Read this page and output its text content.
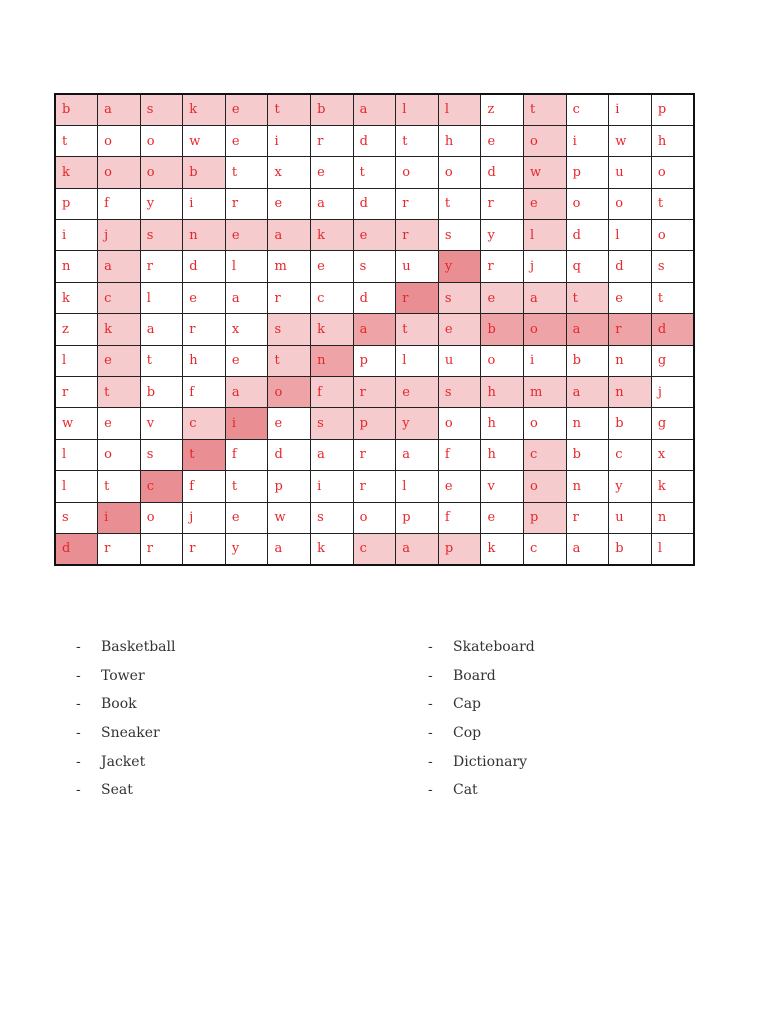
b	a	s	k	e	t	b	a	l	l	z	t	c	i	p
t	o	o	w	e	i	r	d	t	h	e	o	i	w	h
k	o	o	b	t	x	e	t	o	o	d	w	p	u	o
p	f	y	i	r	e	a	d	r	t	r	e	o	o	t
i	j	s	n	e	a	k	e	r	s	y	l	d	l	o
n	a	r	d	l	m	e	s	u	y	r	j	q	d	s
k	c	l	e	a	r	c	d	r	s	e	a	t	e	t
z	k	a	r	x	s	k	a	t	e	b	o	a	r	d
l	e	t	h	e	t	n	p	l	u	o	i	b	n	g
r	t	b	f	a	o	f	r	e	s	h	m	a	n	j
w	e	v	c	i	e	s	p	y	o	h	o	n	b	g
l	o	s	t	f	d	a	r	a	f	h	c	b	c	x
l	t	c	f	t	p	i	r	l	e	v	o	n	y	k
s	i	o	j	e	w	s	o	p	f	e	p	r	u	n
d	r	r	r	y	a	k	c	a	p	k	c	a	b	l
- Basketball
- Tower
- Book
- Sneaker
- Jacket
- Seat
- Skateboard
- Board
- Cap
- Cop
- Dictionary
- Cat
::::::
Leave out the pictures and give the rest of the records again exactly.

Read this page and output its text content.
b	a	s	k	e	t	b	a	l	l	z	t	c	i	p
t	o	o	w	e	i	r	d	t	h	e	o	i	w	h
k	o	o	b	t	x	e	t	o	o	d	w	p	u	o
p	f	y	i	r	e	a	d	r	t	r	e	o	o	t
i	j	s	n	e	a	k	e	r	s	y	l	d	l	o
n	a	r	d	l	m	e	s	u	y	r	j	q	d	s
k	c	l	e	a	r	c	d	r	s	e	a	t	e	t
z	k	a	r	x	s	k	a	t	e	b	o	a	r	d
l	e	t	h	e	t	n	p	l	u	o	i	b	n	g
r	t	b	f	a	o	f	r	e	s	h	m	a	n	j
w	e	v	c	i	e	s	p	y	o	h	o	n	b	g
l	o	s	t	f	d	a	r	a	f	h	c	b	c	x
l	t	c	f	t	p	i	r	l	e	v	o	n	y	k
s	i	o	j	e	w	s	o	p	f	e	p	r	u	n
d	r	r	r	y	a	k	c	a	p	k	c	a	b	l
- Basketball
- Tower
- Book
- Sneaker
- Jacket
- Seat
- Skateboard
- Board
- Cap
- Cop
- Dictionary
- Cat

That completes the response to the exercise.